• **SOURCE**:
____
6 job-costing mistakes made when creating a military-to-civilian resume

6-job-costing-mistakes-made-when-creating-a-military-to-civilian-resume

Making the transition from the military to a civilian career path might feel overwhelming at first. At first glance, it might appear that you’re starting from scratch without any usable skills or credentials in the civilian world. However, if you’re willing to take some time to dig beneath the surface, you’ll find that you have much more to offer than you might suppose.

At the same time, when you’re putting together a resume for your transition from the military to a civilian career, there are a number of big mistakes you can make that will sink your application before you ever get started. Let’s explore them one by one:

Mistake 1: Lacking direction from the military to a specific career or position

When you’re transitioning from the military to a civilian career, you need to recognize that there are literally tens of thousands of possible positions that you are theoretically eligible to fill. If you try to make a general resume that could appeal to all of them, you’re only going to end up wasting your time, because, as I discussed above, you need a resume that’s specifically targeted to the few specific positions you’re aiming at.
____
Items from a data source
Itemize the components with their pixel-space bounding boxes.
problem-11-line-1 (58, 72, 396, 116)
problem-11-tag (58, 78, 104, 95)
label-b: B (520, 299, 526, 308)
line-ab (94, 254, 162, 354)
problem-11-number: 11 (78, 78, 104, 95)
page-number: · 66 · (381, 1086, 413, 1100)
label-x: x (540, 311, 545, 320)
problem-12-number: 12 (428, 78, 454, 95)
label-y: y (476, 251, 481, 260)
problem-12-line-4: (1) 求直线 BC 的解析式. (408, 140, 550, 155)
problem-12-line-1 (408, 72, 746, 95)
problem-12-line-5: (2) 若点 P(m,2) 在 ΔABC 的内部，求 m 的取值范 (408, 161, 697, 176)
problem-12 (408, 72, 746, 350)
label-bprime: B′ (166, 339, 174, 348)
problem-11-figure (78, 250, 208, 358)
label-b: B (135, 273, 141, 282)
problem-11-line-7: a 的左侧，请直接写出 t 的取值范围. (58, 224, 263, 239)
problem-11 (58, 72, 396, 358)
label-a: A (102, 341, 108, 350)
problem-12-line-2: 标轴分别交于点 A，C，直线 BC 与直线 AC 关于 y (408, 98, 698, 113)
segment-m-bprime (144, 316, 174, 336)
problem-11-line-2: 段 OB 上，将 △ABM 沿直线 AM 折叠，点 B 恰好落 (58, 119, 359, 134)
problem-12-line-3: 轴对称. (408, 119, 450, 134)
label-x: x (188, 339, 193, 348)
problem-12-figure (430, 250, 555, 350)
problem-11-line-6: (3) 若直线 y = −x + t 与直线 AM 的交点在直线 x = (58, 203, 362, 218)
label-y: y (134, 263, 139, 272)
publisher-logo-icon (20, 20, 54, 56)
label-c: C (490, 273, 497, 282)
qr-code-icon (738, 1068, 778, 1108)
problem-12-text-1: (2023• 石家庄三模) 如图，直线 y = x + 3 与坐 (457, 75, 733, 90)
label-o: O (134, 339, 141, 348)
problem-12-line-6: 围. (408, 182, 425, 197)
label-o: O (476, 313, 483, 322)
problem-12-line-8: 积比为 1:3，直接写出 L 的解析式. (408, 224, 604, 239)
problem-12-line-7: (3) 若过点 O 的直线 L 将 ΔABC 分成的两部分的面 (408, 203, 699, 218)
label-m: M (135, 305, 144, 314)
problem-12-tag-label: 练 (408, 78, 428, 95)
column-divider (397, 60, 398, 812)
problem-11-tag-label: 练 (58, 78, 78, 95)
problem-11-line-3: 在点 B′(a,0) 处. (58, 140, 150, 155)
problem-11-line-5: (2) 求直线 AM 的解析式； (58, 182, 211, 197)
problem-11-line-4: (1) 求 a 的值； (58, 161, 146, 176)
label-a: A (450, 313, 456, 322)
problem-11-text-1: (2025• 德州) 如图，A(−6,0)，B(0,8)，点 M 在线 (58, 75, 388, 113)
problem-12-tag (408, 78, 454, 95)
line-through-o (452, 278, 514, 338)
____
• **BRIEF 1**: According to the resume article, how many possible positions is someone moving from the military to a civilian career theoretically eligible to fill?
• **BRIEF 2**: Using the resume article, explain why making a general resume that could appeal to every possible position is a poor approach.
• **BRIEF 3**: Copy word for word the part of the resume article starting at "Making the transition" and ending at "you might suppose.".
The entries have nothing to do with this.

• **FULL SOLUTION 1**: Literally tens of thousands.

• **FULL SOLUTION 2**: It only ends up wasting your time, because you need a resume that's specifically targeted to the few positions you're aiming at.

• **FULL SOLUTION 3**:
Making the transition from the military to a civilian career path might feel overwhelming at first. At first glance, it might appear that you’re starting from scratch without any usable skills or credentials in the civilian world. However, if you’re willing to take some time to dig beneath the surface, you’ll find that you have much more to offer than you might suppose.